-- Start of INPUT RECORDS --

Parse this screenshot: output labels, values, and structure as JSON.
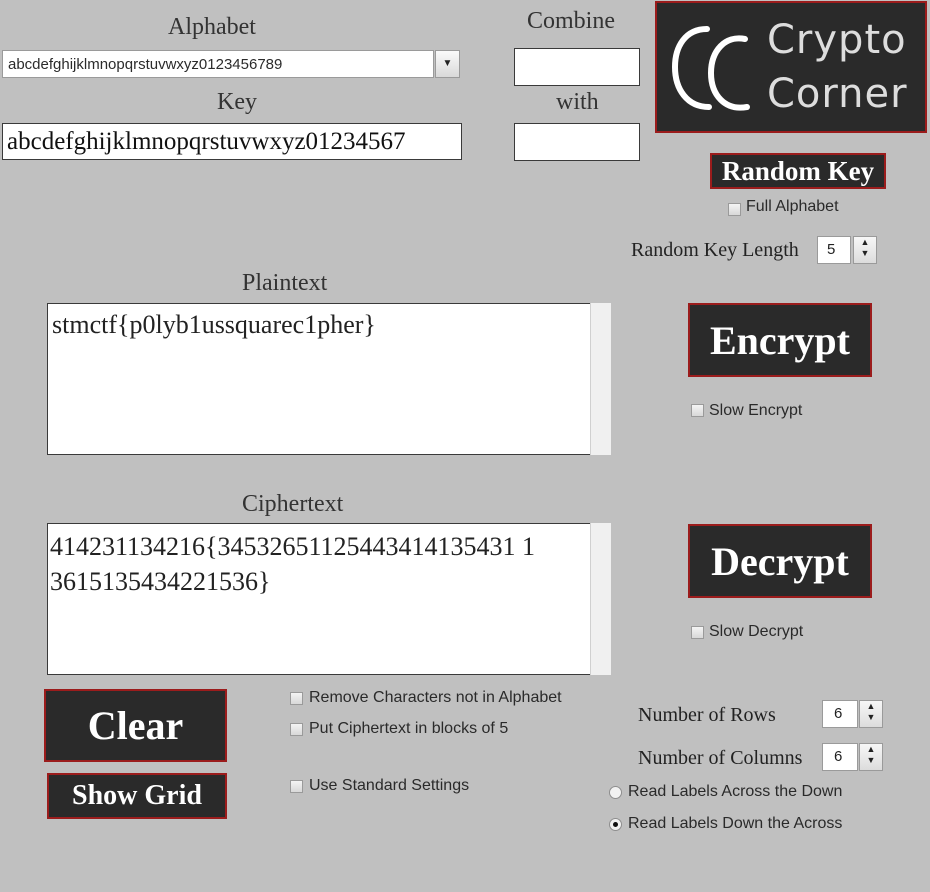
{
  "alphabet": {
    "label": "Alphabet",
    "value": "abcdefghijklmnopqrstuvwxyz0123456789"
  },
  "key": {
    "label": "Key",
    "value": "abcdefghijklmnopqrstuvwxyz01234567"
  },
  "combine": {
    "label": "Combine",
    "with_label": "with",
    "value1": "",
    "value2": ""
  },
  "logo": {
    "mark": "CC",
    "line1": "Crypto",
    "line2": "Corner"
  },
  "random_key": {
    "button": "Random Key",
    "full_alphabet": "Full Alphabet",
    "length_label": "Random Key Length",
    "length_value": "5"
  },
  "plaintext": {
    "label": "Plaintext",
    "value": "stmctf{p0lyb1ussquarec1pher}"
  },
  "ciphertext": {
    "label": "Ciphertext",
    "line1": "414231134216{34532651125443414135431 1",
    "line2": "3615135434221536}"
  },
  "encrypt": {
    "button": "Encrypt",
    "slow": "Slow Encrypt"
  },
  "decrypt": {
    "button": "Decrypt",
    "slow": "Slow Decrypt"
  },
  "options": {
    "remove_chars": "Remove Characters not in Alphabet",
    "blocks_of_5": "Put Ciphertext in blocks of 5",
    "standard_settings": "Use Standard Settings"
  },
  "grid": {
    "rows_label": "Number of Rows",
    "rows_value": "6",
    "cols_label": "Number of Columns",
    "cols_value": "6",
    "radio1": "Read Labels Across the Down",
    "radio2": "Read Labels Down the Across"
  },
  "buttons": {
    "clear": "Clear",
    "show_grid": "Show Grid"
  },
  "colors": {
    "background": "#c0c0c0",
    "button_bg": "#2a2a2a",
    "button_border": "#9b1c1c"
  }
}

-- End of INPUT RECORDS --

WHAT NEEDS TO BE DONE: Repeat each entry precisely as it appears. Leave the pictures out.

TASK RESULT:
Parse this screenshot: output labels, values, and structure as JSON.
{
  "alphabet": {
    "label": "Alphabet",
    "value": "abcdefghijklmnopqrstuvwxyz0123456789"
  },
  "key": {
    "label": "Key",
    "value": "abcdefghijklmnopqrstuvwxyz01234567"
  },
  "combine": {
    "label": "Combine",
    "with_label": "with",
    "value1": "",
    "value2": ""
  },
  "logo": {
    "mark": "CC",
    "line1": "Crypto",
    "line2": "Corner"
  },
  "random_key": {
    "button": "Random Key",
    "full_alphabet": "Full Alphabet",
    "length_label": "Random Key Length",
    "length_value": "5"
  },
  "plaintext": {
    "label": "Plaintext",
    "value": "stmctf{p0lyb1ussquarec1pher}"
  },
  "ciphertext": {
    "label": "Ciphertext",
    "line1": "414231134216{34532651125443414135431 1",
    "line2": "3615135434221536}"
  },
  "encrypt": {
    "button": "Encrypt",
    "slow": "Slow Encrypt"
  },
  "decrypt": {
    "button": "Decrypt",
    "slow": "Slow Decrypt"
  },
  "options": {
    "remove_chars": "Remove Characters not in Alphabet",
    "blocks_of_5": "Put Ciphertext in blocks of 5",
    "standard_settings": "Use Standard Settings"
  },
  "grid": {
    "rows_label": "Number of Rows",
    "rows_value": "6",
    "cols_label": "Number of Columns",
    "cols_value": "6",
    "radio1": "Read Labels Across the Down",
    "radio2": "Read Labels Down the Across"
  },
  "buttons": {
    "clear": "Clear",
    "show_grid": "Show Grid"
  },
  "colors": {
    "background": "#c0c0c0",
    "button_bg": "#2a2a2a",
    "button_border": "#9b1c1c"
  }
}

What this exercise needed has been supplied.